Dataset entries on figures
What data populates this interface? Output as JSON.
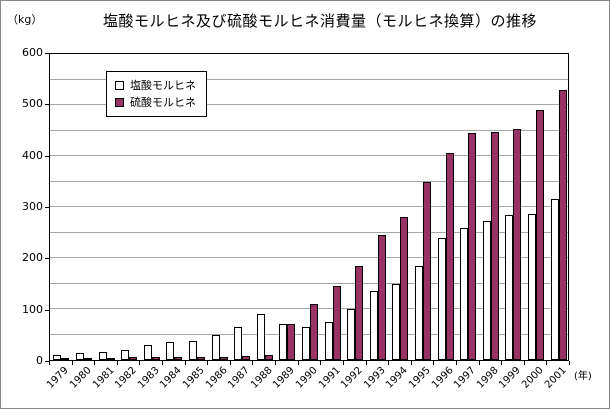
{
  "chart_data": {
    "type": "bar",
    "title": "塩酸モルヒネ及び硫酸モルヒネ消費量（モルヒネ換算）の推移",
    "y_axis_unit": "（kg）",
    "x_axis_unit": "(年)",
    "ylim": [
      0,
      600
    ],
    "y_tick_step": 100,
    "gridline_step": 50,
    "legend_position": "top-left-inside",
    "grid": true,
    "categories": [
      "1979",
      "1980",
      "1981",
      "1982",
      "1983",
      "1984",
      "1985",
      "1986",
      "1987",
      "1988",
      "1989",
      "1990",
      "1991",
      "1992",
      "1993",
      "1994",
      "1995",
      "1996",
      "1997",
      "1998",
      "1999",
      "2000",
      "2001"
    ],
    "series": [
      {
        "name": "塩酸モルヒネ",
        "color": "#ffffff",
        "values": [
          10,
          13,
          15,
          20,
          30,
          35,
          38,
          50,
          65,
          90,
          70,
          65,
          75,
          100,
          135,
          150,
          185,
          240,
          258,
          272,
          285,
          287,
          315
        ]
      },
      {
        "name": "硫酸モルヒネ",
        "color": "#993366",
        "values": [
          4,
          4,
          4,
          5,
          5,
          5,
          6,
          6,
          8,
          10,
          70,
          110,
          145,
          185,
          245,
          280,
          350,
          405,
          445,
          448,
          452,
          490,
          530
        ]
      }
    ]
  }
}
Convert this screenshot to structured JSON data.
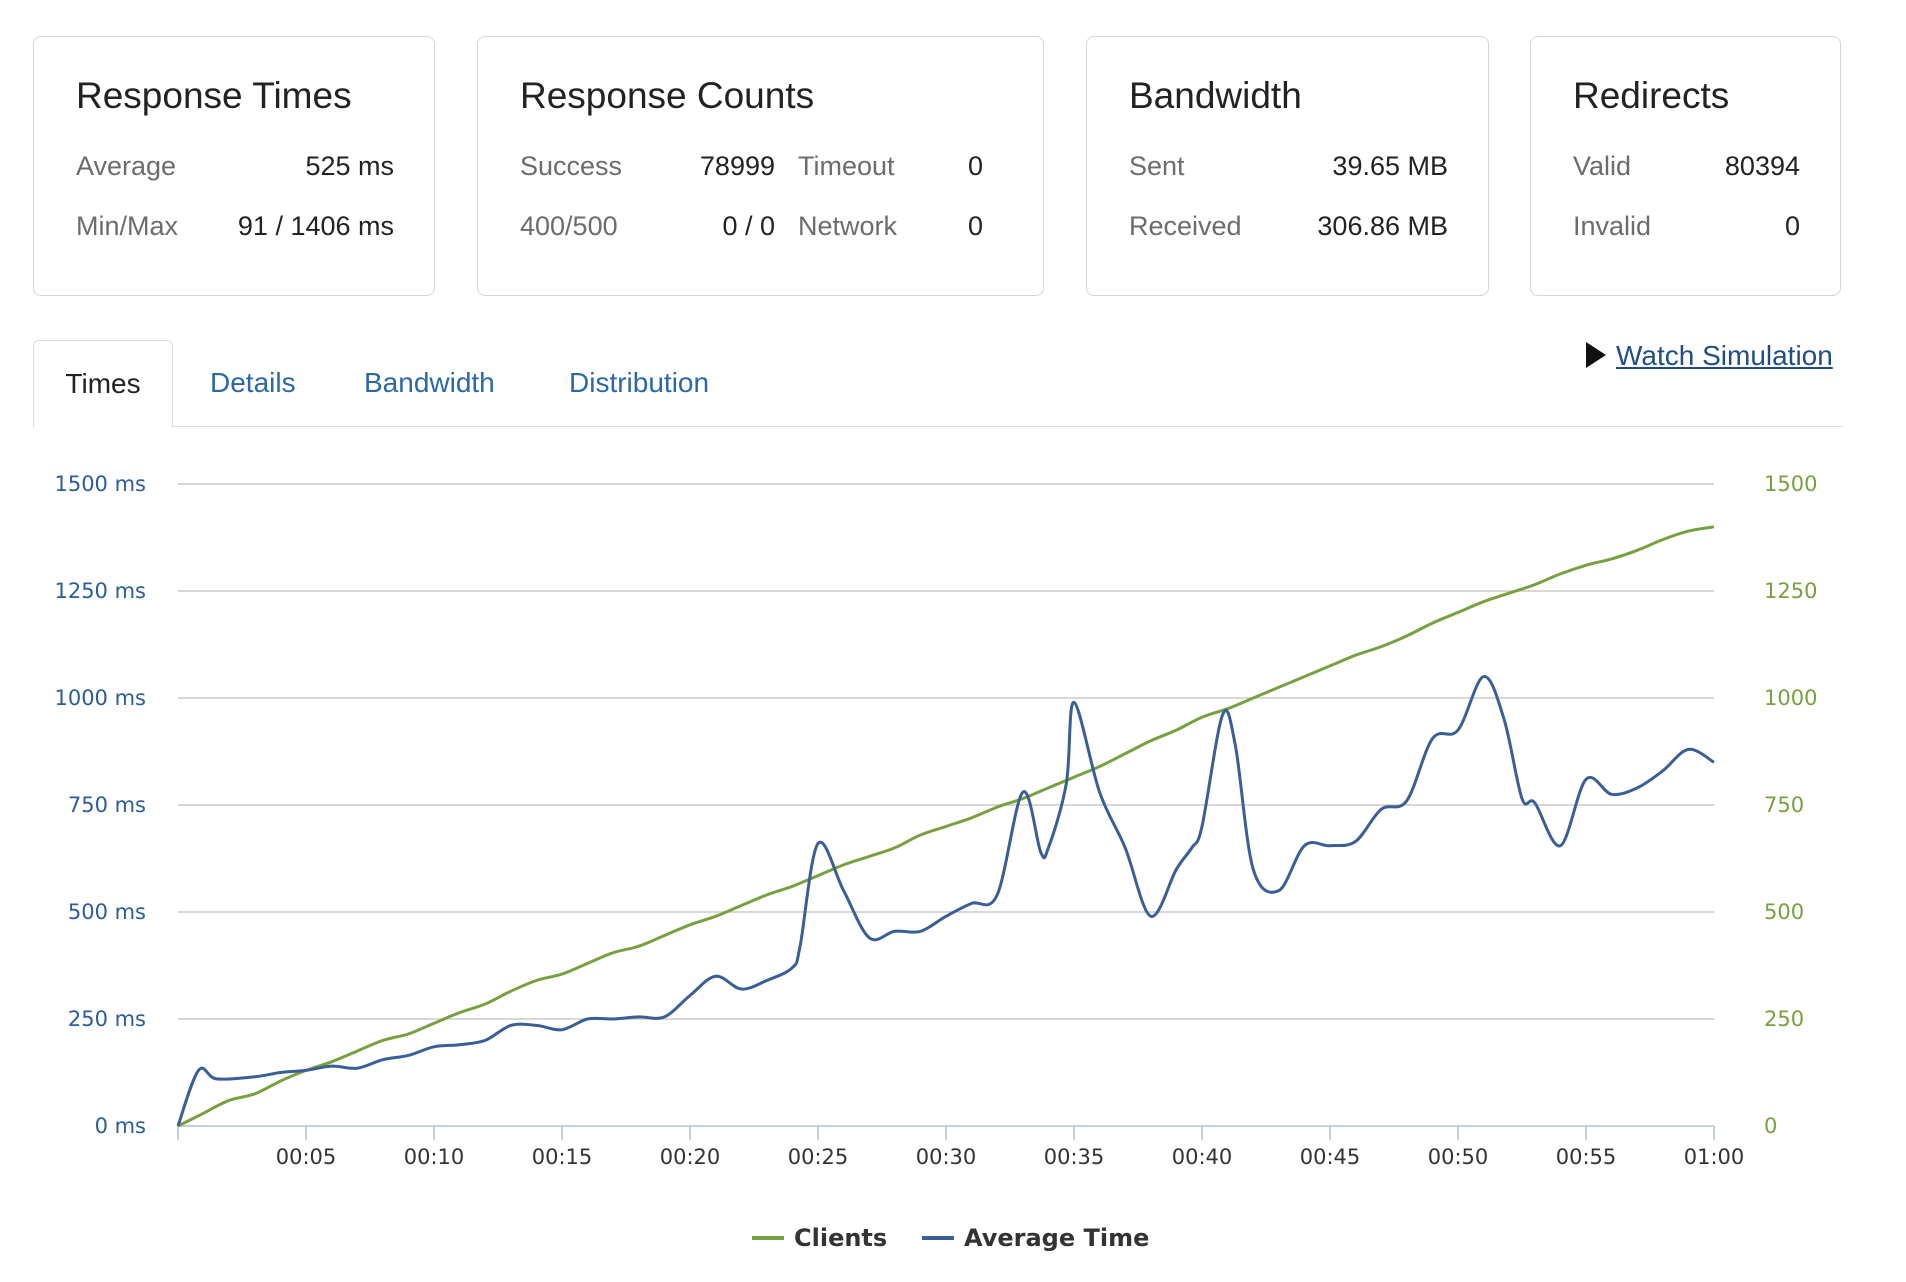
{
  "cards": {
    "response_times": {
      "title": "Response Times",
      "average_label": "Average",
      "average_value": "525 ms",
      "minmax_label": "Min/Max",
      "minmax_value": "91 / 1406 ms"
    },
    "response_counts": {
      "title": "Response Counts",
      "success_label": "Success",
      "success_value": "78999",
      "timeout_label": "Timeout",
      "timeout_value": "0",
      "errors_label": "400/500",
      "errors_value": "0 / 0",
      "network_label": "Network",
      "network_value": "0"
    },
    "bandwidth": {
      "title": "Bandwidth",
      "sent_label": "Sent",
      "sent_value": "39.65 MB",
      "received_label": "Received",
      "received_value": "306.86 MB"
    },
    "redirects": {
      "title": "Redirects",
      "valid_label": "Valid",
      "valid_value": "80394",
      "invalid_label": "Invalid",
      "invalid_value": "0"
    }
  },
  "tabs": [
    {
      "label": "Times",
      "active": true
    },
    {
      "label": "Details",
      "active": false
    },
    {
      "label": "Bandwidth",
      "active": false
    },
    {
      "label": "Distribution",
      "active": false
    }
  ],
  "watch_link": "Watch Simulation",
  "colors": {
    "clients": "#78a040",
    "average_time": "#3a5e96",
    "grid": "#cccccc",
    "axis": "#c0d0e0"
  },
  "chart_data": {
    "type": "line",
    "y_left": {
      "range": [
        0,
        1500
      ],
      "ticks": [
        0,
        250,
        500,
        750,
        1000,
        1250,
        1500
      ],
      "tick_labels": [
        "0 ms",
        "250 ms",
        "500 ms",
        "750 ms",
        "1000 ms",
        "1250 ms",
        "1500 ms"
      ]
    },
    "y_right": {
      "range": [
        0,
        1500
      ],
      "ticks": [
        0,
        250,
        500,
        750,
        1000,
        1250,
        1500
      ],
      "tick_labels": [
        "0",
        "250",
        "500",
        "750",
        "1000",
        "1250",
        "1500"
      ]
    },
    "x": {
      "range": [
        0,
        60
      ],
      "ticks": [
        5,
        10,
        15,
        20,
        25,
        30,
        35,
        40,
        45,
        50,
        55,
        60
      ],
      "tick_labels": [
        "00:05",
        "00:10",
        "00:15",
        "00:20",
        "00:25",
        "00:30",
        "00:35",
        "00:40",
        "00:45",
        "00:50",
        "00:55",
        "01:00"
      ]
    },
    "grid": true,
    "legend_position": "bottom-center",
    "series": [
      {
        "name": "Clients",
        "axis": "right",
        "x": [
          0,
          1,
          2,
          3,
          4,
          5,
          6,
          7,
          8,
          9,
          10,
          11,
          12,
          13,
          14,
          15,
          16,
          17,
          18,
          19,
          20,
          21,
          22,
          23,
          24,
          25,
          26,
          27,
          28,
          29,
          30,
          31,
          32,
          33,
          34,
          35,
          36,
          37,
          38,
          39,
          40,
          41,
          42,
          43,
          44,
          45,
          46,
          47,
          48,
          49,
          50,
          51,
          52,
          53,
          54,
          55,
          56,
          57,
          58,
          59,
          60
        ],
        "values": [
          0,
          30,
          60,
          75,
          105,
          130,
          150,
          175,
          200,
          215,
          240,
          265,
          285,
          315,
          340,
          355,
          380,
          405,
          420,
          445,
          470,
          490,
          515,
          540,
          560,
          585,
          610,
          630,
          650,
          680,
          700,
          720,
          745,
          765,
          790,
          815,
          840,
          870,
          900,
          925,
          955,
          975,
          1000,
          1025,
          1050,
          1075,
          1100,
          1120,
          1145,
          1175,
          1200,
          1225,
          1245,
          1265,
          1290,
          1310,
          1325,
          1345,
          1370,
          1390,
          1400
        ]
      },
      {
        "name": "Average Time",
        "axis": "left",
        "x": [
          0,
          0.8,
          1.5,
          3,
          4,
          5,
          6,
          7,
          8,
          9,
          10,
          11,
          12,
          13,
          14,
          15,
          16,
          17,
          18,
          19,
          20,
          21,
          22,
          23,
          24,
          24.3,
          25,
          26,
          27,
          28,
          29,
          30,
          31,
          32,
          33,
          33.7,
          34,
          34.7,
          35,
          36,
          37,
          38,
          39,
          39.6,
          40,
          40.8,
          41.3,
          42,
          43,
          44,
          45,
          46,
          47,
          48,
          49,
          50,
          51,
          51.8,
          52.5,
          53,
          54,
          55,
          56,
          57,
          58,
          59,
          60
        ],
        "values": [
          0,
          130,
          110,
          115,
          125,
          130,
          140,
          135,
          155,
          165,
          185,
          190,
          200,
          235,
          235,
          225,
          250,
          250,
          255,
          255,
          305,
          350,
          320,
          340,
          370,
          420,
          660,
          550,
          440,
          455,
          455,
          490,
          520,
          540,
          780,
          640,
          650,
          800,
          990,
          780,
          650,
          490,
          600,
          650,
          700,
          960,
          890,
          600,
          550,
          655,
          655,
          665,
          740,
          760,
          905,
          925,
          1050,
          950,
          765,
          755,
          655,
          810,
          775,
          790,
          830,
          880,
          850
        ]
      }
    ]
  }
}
---
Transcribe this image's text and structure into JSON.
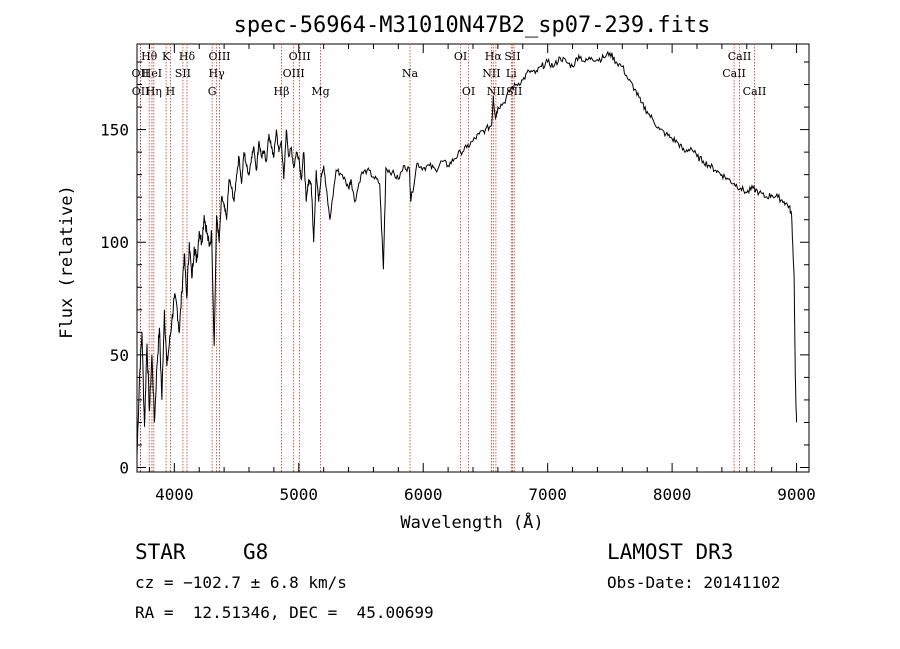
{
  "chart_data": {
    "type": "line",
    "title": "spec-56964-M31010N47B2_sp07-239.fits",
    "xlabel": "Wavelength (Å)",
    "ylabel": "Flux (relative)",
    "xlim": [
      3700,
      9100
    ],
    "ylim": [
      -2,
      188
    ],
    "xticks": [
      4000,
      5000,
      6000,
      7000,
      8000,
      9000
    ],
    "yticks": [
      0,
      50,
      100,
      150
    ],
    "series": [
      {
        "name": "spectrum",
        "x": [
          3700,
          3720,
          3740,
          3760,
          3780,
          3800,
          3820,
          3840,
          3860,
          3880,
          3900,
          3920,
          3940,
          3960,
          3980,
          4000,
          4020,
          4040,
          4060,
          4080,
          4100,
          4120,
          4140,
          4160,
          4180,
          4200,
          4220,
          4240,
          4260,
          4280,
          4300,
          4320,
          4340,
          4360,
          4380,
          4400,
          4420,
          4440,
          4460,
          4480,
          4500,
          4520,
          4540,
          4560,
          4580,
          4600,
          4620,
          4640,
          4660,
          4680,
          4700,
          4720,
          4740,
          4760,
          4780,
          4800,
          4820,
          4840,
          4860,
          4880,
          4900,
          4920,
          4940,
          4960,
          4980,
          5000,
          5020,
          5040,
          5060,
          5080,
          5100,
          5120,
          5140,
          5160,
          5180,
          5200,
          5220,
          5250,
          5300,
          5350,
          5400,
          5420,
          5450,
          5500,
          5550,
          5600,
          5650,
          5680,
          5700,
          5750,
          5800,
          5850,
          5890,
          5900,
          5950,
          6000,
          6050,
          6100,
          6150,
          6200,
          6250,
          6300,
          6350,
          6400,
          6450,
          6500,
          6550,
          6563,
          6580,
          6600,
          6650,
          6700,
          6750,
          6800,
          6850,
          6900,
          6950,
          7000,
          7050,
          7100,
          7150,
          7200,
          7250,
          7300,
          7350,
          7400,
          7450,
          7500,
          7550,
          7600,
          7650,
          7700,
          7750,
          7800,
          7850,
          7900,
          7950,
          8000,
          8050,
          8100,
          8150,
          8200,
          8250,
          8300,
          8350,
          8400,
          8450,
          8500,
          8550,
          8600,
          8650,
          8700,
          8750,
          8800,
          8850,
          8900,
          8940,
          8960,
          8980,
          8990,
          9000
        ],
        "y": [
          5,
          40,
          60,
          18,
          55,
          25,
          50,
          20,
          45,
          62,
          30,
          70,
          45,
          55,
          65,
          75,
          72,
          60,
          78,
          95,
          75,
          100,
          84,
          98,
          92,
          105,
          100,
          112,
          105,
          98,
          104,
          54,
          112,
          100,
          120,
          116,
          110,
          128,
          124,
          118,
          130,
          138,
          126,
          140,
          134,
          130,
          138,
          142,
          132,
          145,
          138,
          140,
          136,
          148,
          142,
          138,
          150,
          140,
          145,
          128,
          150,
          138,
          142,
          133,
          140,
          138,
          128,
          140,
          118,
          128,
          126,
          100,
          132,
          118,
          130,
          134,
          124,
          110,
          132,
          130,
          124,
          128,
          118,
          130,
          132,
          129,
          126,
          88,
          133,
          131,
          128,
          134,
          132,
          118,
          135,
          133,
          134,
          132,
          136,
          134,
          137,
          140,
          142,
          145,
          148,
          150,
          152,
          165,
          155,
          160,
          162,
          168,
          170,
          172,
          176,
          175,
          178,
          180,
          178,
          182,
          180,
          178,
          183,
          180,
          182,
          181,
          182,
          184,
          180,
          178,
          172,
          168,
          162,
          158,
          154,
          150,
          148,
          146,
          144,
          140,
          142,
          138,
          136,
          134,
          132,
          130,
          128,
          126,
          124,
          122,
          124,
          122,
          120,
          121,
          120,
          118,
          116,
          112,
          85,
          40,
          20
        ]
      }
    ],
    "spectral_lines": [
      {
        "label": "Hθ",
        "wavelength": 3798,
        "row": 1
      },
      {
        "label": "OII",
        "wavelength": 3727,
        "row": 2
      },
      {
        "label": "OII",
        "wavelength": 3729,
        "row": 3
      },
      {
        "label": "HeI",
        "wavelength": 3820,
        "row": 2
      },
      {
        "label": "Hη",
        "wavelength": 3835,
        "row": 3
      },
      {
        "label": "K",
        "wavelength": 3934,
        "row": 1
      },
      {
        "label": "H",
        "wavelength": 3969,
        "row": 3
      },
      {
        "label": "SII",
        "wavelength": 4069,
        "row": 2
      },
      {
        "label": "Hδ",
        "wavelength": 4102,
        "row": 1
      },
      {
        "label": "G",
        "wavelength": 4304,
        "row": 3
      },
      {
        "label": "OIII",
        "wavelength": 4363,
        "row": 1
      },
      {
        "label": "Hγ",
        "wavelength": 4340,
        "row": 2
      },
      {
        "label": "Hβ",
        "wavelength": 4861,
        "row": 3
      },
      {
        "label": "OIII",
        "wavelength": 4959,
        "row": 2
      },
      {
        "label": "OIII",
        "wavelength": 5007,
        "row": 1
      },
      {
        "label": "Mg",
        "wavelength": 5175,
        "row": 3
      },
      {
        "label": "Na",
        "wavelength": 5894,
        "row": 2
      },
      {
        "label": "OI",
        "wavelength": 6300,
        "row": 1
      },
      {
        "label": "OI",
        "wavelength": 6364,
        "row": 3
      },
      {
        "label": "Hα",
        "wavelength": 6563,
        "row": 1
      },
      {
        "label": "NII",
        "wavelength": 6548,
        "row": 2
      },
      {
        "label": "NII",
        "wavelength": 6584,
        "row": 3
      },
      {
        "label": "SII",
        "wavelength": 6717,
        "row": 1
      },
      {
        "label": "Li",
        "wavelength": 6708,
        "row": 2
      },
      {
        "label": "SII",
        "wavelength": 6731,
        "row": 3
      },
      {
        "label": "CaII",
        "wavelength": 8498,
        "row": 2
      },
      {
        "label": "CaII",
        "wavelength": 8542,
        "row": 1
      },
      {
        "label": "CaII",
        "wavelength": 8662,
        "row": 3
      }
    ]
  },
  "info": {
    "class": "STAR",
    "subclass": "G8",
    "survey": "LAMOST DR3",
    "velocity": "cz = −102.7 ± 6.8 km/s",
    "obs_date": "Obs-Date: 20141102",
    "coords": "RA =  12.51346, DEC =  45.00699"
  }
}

→ SET TASK: Lines from the records above that hold "this" are the ones to list.

→ RESULT:
What data populates this interface? Output as JSON.
Convert this screenshot to structured JSON data.
Transcribe this image's text and structure into JSON.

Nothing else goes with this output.